[AVAILABLE RECORDS start]

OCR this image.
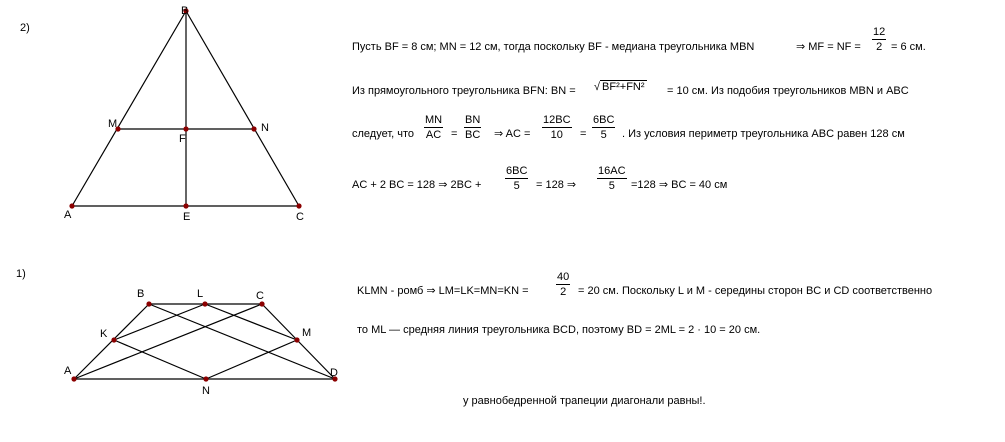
B
M
F
N
A	E	C
B	L	C
K	M
A
N
D
2)
1)
Пусть BF = 8 см; MN = 12 см, тогда поскольку BF - медиана треугольника MBN	⇒ MF = NF = $\frac{12}{2} = 6$ см.
Из прямоугольного треугольника BFN: BN = √ BF²+FN² = 10 см. Из подобия треугольников MBN и ABC
следует, что $\frac{MN}{AC} = \frac{BN}{BC}$ ⇒ AC = $\frac{12BC}{10} = \frac{6BC}{5}$ . Из условия периметр треугольника ABC равен 128 см
AC + 2 BC = 128 ⇒ $2BC + \frac{6BC}{5} = 128$ ⇒ $\frac{16AC}{5} =128$ ⇒ BC = 40 см
KLMN - ромб ⇒ $LM=LK=MN=KN = \frac{40}{2} = 20$ см. Поскольку L и M - середины сторон BC и CD соответственно
то ML — средняя линия треугольника BCD, поэтому BD = 2ML = 2 · 10 = 20 см.
у равнобедренной трапеции диагонали равны!.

[AVAILABLE RECORDS end]

**WHAT TO DO**
Extract the entries in full, exactly as they are, minus the pictures.

**TASK OUTPUT**
OCR this image.
B
M
F
N
A	E	C
B	L	C
K	M
A
N
D
2)
1)
Пусть BF = 8 см; MN = 12 см, тогда поскольку BF - медиана треугольника MBN	⇒ MF = NF = $\frac{12}{2} = 6$ см.
Из прямоугольного треугольника BFN: BN = √ BF²+FN² = 10 см. Из подобия треугольников MBN и ABC
следует, что $\frac{MN}{AC} = \frac{BN}{BC}$ ⇒ AC = $\frac{12BC}{10} = \frac{6BC}{5}$ . Из условия периметр треугольника ABC равен 128 см
AC + 2 BC = 128 ⇒ $2BC + \frac{6BC}{5} = 128$ ⇒ $\frac{16AC}{5} =128$ ⇒ BC = 40 см
KLMN - ромб ⇒ $LM=LK=MN=KN = \frac{40}{2} = 20$ см. Поскольку L и M - середины сторон BC и CD соответственно
то ML — средняя линия треугольника BCD, поэтому BD = 2ML = 2 · 10 = 20 см.
у равнобедренной трапеции диагонали равны!.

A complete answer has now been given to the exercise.